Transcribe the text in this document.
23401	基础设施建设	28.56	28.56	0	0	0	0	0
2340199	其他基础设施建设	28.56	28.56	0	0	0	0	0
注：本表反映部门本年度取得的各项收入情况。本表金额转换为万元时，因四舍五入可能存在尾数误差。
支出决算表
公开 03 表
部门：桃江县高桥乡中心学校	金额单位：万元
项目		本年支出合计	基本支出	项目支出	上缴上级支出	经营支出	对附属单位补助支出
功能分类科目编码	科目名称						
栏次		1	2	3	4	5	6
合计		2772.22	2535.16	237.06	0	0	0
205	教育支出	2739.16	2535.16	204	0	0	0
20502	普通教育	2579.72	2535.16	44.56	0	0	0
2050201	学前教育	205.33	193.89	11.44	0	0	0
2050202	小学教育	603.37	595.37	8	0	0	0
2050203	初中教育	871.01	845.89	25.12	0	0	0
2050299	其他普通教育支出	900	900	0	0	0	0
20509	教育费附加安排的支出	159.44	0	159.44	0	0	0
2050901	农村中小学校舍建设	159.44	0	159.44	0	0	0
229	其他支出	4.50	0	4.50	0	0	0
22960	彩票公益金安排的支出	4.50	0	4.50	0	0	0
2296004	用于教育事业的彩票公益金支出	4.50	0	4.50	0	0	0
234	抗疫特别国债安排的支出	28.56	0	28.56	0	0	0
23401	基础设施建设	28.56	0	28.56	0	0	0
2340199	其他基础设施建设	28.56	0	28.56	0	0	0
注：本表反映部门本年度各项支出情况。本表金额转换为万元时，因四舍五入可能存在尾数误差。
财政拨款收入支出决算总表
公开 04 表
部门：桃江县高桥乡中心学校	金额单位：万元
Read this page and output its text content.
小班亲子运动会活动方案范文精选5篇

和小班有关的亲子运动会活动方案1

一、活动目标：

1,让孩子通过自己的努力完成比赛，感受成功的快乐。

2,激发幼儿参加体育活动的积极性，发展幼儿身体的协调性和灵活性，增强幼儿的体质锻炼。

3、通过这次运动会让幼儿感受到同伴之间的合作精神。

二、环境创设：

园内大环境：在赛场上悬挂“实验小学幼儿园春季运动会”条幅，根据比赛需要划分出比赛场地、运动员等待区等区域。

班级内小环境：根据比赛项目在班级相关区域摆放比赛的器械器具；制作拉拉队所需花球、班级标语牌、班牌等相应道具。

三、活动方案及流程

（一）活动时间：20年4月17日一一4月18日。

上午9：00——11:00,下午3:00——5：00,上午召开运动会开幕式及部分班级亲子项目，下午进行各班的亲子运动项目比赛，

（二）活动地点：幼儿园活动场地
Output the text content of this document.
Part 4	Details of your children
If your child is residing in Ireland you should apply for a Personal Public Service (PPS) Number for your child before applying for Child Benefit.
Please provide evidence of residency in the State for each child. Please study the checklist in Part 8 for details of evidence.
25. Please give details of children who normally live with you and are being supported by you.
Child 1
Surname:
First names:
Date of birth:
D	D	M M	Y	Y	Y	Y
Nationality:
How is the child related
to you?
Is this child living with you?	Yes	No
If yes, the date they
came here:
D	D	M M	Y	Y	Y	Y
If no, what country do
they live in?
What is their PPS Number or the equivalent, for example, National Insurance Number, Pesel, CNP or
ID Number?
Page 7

□ □ □ □ □ □ □

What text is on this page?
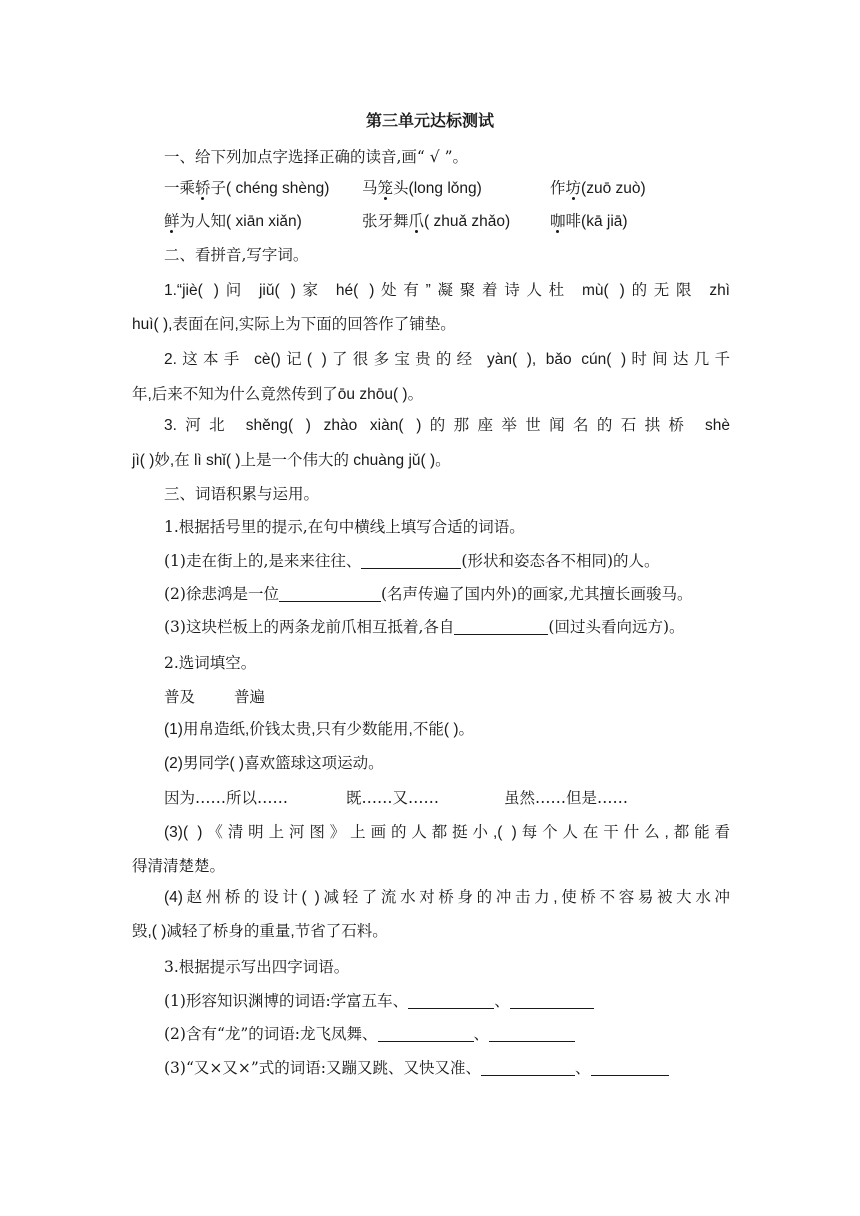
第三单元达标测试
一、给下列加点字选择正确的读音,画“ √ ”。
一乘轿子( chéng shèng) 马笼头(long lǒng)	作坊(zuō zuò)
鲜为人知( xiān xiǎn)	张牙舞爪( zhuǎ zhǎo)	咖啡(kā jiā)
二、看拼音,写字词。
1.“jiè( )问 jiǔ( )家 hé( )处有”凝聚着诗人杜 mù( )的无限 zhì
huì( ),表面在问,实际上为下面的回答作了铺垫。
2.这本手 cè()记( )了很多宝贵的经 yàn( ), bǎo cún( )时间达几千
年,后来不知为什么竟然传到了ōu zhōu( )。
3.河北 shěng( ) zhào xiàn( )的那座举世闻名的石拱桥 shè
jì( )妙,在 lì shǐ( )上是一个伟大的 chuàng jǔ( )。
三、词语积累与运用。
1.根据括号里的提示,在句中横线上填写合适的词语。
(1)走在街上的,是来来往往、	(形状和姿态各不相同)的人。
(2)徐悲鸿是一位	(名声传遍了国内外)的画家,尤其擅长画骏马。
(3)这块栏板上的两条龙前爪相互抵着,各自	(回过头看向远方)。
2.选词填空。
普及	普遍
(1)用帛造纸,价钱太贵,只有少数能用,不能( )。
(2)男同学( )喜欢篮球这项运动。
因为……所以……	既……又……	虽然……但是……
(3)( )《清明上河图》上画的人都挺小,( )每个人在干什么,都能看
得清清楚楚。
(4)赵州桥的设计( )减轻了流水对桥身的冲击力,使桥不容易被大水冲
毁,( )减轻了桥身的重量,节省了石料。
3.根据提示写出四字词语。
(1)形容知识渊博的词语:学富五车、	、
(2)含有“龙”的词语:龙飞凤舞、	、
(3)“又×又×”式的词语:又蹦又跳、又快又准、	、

□ □ □ □ □ □ □

STATED EXERCISE:
Gather up, from the records above, each line where the word "with" appears.

EXERCISE RESPONSE:
25. Please give details of children who normally live with you and are being supported by you.
Is this child living with you?	Yes	No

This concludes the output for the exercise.